• _Records supplied_
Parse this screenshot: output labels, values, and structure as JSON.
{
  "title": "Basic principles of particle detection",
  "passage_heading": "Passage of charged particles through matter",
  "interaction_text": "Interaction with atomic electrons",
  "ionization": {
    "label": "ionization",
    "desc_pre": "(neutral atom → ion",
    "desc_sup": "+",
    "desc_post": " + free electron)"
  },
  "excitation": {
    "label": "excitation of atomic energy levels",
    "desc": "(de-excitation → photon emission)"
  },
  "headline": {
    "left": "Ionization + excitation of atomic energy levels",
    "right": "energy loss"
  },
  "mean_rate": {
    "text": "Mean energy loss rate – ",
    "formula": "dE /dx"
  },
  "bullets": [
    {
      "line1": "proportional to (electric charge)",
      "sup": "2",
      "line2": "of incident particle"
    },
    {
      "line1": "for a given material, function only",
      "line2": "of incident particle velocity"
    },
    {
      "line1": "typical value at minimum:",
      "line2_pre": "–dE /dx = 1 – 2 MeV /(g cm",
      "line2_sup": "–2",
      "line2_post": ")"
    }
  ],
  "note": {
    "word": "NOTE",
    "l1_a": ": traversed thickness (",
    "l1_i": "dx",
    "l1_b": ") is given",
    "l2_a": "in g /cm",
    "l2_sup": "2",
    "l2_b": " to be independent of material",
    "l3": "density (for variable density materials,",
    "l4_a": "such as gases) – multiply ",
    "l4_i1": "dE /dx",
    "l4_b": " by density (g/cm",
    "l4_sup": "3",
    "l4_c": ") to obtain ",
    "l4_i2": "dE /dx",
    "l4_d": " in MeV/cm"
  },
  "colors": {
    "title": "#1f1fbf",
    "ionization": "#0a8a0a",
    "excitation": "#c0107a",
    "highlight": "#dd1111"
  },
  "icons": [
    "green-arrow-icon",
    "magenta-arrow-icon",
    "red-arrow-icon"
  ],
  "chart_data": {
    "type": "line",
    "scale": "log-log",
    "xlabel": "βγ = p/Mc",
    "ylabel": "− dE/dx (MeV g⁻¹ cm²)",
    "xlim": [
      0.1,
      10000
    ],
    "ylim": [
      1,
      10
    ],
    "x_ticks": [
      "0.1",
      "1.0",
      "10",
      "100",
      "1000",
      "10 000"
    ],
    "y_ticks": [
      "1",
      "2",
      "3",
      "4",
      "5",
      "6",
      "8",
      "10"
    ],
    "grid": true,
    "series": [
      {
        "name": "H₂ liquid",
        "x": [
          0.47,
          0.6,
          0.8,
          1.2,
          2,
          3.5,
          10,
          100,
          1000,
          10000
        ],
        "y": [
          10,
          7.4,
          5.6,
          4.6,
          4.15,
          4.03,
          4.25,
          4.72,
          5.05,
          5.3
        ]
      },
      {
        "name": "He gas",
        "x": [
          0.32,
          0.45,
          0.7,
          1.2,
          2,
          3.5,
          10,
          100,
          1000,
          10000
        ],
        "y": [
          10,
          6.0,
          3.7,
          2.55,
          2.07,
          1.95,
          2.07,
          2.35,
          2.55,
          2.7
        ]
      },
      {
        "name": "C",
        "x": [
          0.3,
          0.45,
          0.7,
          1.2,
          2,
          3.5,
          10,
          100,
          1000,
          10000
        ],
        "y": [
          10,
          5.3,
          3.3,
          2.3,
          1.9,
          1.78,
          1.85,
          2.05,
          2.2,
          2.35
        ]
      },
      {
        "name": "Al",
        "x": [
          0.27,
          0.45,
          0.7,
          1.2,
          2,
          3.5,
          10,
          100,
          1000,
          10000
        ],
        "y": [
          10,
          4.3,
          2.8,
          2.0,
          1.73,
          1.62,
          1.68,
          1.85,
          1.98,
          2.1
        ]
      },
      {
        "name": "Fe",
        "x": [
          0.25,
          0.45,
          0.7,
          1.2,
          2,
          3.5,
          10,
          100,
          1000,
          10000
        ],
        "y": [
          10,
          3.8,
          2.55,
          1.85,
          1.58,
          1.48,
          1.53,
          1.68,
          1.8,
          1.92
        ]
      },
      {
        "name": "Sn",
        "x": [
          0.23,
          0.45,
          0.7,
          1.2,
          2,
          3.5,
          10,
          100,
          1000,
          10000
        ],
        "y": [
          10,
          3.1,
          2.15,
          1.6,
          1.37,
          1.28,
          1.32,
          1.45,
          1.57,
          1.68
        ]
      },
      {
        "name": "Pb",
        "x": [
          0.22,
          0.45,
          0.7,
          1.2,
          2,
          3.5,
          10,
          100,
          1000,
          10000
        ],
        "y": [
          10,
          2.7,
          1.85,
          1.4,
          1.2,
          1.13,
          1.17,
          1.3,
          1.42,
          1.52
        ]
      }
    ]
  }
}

• _What you should do_
Using the records given above, list every line that includes the word "name".

• _Complete answer_
        "name": "H₂ liquid",
        "name": "He gas",
        "name": "C",
        "name": "Al",
        "name": "Fe",
        "name": "Sn",
        "name": "Pb",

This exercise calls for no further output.